= WHAT IS ASKED =
Review the material and extract every line in which the word "Windböen" occurs.

[Records about charts and figures]
[Begin]

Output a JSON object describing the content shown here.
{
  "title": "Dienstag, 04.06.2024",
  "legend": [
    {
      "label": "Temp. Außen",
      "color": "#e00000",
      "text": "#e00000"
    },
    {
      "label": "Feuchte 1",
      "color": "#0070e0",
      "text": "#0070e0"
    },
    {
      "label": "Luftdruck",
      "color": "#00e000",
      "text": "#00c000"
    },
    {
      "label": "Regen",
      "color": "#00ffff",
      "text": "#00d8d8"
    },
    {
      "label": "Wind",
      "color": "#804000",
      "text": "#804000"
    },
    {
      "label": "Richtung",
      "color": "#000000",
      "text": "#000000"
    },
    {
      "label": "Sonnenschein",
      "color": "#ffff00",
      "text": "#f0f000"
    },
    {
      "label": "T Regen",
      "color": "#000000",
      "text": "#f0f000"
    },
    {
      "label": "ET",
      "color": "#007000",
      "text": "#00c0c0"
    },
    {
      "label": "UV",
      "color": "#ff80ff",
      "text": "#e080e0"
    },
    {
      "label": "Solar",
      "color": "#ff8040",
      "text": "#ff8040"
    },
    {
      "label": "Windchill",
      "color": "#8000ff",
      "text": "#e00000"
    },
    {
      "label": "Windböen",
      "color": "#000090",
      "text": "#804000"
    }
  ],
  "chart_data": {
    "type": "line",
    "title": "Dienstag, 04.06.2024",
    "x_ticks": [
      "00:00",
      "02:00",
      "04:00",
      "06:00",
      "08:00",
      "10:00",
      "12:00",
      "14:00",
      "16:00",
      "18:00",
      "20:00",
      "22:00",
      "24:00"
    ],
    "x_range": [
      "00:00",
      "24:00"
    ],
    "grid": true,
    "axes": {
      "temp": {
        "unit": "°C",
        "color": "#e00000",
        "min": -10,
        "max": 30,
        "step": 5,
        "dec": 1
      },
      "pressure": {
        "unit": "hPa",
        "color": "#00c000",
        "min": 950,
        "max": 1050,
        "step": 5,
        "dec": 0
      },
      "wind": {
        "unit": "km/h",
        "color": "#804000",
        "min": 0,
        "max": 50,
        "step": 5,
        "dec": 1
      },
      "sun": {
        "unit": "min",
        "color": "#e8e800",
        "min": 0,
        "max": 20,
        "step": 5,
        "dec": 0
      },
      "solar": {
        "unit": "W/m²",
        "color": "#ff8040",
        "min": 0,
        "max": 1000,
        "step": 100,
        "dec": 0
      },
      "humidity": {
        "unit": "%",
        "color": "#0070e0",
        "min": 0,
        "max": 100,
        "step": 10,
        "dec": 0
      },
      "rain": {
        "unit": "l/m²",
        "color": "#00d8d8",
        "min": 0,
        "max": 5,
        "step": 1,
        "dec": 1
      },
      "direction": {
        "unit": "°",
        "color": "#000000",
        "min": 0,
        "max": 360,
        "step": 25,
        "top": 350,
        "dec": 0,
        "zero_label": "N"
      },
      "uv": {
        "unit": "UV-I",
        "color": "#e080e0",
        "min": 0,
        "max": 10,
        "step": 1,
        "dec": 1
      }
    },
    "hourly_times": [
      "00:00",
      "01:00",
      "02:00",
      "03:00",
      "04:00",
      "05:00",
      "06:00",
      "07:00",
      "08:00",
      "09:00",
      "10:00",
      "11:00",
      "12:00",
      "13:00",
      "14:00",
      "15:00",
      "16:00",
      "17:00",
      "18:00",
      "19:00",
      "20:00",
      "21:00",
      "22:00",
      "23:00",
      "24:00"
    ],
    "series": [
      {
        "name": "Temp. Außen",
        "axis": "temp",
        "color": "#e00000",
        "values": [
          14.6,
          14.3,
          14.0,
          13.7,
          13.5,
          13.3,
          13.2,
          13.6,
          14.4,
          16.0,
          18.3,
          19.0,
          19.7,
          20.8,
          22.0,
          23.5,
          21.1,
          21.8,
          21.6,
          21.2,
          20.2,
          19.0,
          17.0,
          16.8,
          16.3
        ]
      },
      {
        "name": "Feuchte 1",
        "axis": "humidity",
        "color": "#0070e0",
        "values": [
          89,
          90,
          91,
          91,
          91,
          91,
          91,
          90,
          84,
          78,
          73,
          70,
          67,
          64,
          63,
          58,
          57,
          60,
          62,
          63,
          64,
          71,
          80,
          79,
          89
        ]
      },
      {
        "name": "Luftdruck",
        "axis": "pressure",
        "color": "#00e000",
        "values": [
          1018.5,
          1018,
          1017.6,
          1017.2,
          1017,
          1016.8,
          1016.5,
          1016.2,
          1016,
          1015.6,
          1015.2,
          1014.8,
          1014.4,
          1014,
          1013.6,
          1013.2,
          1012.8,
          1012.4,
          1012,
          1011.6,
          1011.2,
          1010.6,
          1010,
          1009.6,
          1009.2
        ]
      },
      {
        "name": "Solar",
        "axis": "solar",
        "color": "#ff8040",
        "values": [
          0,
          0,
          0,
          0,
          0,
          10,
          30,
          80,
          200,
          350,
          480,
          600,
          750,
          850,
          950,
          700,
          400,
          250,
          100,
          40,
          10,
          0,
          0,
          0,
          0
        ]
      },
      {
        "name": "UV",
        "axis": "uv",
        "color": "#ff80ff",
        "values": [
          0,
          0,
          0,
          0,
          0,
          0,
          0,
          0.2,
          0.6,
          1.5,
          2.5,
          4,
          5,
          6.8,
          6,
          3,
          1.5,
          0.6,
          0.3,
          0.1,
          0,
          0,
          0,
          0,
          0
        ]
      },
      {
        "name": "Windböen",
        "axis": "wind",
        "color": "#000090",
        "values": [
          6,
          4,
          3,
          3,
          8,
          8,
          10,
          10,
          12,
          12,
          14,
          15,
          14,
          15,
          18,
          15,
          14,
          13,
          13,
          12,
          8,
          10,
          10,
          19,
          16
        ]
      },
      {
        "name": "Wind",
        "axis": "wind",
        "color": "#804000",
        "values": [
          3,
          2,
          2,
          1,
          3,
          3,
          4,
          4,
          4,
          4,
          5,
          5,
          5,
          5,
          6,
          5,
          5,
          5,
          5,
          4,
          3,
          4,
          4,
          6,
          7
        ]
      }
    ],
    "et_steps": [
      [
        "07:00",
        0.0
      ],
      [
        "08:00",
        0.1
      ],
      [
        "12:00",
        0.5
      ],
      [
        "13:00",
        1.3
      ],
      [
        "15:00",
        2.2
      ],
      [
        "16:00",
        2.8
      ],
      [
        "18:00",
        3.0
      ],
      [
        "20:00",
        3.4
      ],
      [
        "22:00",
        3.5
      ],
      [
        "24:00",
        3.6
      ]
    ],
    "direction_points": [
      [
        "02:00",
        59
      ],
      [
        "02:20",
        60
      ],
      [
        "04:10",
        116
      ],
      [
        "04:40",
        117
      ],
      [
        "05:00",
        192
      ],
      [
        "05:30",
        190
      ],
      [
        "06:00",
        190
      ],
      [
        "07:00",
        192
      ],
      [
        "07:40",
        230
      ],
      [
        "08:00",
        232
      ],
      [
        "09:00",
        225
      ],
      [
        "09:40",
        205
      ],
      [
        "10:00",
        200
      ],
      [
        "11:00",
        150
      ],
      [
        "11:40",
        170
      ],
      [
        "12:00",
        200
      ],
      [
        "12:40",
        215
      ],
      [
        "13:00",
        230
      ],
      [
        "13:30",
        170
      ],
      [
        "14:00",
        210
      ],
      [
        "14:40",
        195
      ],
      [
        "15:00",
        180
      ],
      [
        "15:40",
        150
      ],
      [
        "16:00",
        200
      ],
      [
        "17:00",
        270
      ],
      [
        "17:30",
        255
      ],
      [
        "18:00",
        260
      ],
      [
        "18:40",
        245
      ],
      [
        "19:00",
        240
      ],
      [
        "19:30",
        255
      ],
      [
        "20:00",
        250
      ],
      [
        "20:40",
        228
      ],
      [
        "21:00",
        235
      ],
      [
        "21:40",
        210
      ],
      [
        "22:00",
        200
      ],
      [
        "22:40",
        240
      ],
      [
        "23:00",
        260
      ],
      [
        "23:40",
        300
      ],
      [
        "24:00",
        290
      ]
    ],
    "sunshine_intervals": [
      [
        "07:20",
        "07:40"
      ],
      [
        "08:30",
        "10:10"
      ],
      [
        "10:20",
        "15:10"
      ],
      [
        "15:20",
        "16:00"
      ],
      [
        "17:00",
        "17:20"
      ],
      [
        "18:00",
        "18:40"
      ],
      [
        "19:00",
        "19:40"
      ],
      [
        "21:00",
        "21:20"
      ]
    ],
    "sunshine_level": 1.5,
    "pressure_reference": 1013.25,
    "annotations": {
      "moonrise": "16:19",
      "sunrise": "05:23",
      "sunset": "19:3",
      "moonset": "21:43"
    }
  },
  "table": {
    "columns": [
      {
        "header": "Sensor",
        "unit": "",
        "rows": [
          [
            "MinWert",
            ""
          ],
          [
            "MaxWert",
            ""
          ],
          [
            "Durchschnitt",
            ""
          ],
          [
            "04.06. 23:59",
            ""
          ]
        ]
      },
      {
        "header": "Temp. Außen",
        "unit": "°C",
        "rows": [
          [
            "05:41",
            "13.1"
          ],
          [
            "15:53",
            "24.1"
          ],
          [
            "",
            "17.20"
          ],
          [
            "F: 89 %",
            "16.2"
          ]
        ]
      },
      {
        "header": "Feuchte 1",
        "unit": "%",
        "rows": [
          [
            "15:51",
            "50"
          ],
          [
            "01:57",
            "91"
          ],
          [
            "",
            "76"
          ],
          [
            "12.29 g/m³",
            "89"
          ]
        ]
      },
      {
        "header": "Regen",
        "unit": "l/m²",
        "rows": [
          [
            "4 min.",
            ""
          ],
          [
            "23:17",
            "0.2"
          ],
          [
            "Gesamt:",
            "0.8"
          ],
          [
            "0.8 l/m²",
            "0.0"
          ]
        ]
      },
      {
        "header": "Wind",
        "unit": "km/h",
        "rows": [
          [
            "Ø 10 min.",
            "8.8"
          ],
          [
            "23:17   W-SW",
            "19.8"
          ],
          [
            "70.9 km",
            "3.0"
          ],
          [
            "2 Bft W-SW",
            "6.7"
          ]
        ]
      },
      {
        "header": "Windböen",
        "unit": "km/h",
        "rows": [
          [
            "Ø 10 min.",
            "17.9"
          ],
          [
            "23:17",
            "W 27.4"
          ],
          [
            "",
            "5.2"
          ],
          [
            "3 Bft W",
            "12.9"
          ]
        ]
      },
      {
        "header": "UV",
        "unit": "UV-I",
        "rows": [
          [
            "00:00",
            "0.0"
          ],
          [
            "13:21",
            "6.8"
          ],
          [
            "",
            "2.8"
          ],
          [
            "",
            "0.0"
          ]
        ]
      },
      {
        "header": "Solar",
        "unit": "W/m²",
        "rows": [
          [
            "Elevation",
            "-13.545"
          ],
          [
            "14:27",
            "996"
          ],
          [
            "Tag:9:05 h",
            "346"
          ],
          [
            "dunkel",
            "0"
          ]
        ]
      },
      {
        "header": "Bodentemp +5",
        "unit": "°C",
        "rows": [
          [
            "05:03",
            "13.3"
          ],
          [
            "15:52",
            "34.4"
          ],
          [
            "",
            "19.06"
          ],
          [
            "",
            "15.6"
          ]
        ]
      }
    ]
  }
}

[End]

= SOLUTION TO THIS EXERCISE =
      "label": "Windböen",
        "name": "Windböen",
        "header": "Windböen",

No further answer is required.